_Exercise task_.
Reproduce the listing below without changes, except that pictures are left out.

#### Data records ####

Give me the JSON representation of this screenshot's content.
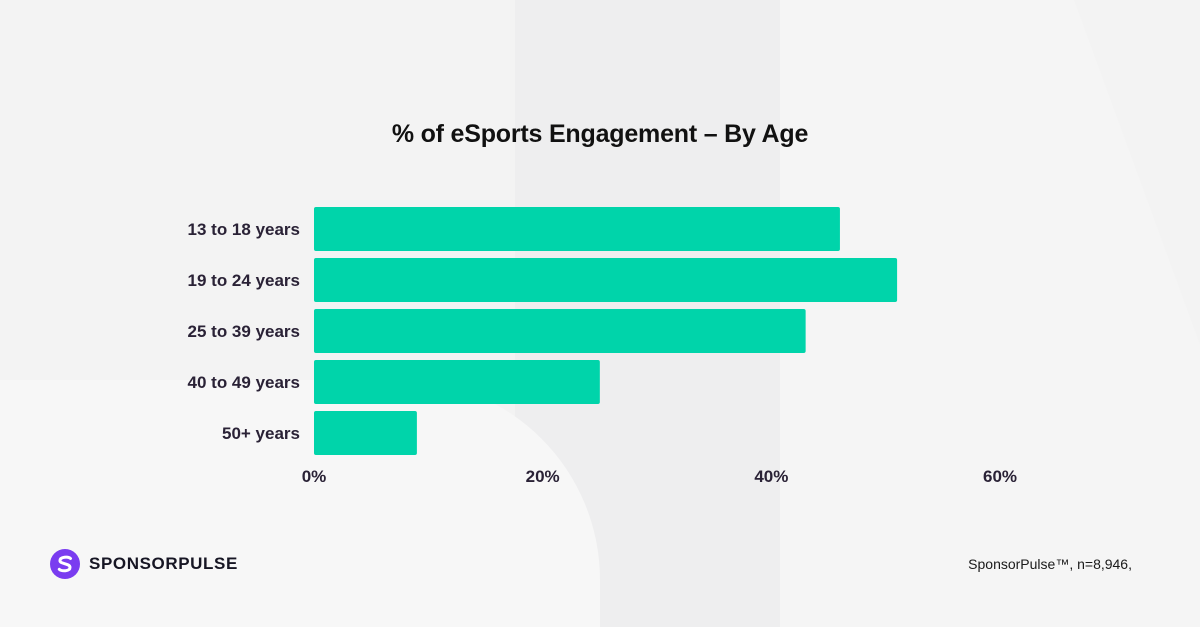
{
  "chart_data": {
    "type": "bar",
    "orientation": "horizontal",
    "title": "% of eSports Engagement – By Age",
    "categories": [
      "13 to 18 years",
      "19 to 24 years",
      "25 to 39 years",
      "40 to 49 years",
      "50+ years"
    ],
    "values": [
      46,
      51,
      43,
      25,
      9
    ],
    "xlim": [
      0,
      60
    ],
    "xticks": [
      0,
      20,
      40,
      60
    ],
    "xtick_labels": [
      "0%",
      "20%",
      "40%",
      "60%"
    ],
    "xlabel": "",
    "ylabel": "",
    "grid": false,
    "bar_color": "#00d4aa"
  },
  "brand": {
    "logo_text": "SPONSORPULSE",
    "logo_color": "#7a3cf0"
  },
  "footer": {
    "source": "SponsorPulse™, n=8,946,"
  }
}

####

_Full response_.
Give me the JSON representation of this screenshot's content.
{
  "chart_data": {
    "type": "bar",
    "orientation": "horizontal",
    "title": "% of eSports Engagement – By Age",
    "categories": [
      "13 to 18 years",
      "19 to 24 years",
      "25 to 39 years",
      "40 to 49 years",
      "50+ years"
    ],
    "values": [
      46,
      51,
      43,
      25,
      9
    ],
    "xlim": [
      0,
      60
    ],
    "xticks": [
      0,
      20,
      40,
      60
    ],
    "xtick_labels": [
      "0%",
      "20%",
      "40%",
      "60%"
    ],
    "xlabel": "",
    "ylabel": "",
    "grid": false,
    "bar_color": "#00d4aa"
  },
  "brand": {
    "logo_text": "SPONSORPULSE",
    "logo_color": "#7a3cf0"
  },
  "footer": {
    "source": "SponsorPulse™, n=8,946,"
  }
}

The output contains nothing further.